Records for this exercise >>

START

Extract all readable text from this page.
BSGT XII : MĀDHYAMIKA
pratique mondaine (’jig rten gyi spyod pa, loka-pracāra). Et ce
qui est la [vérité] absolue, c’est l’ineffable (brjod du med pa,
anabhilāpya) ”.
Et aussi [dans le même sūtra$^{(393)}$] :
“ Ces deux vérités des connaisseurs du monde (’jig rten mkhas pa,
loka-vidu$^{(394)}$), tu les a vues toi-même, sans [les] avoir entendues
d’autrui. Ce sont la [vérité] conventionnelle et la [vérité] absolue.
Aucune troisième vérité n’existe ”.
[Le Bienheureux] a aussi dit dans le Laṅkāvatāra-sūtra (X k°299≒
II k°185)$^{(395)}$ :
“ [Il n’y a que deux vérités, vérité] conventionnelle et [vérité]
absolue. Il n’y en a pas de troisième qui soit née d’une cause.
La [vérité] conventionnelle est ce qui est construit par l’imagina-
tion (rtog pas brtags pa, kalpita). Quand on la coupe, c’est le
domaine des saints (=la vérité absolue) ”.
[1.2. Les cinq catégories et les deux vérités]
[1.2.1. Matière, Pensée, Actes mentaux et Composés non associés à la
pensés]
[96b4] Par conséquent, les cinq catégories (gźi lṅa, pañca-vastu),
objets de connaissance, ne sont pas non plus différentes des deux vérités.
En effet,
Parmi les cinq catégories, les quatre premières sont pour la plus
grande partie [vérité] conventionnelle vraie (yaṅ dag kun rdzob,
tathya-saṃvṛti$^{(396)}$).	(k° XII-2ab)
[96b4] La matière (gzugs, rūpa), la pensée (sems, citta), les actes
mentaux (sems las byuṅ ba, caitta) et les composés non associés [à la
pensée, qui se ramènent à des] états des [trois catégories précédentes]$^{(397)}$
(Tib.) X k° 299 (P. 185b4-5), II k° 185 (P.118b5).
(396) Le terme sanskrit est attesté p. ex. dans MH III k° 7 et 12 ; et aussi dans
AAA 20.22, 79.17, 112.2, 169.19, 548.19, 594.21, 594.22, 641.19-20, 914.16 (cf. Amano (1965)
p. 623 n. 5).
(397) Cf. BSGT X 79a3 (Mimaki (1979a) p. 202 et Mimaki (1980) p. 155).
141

END

From the material above, gather all lines that include the string "cinq" and copy them.

[1.2. Les cinq catégories et les deux vérités]
[96b4] Par conséquent, les cinq catégories (gźi lṅa, pañca-vastu),
Parmi les cinq catégories, les quatre premières sont pour la plus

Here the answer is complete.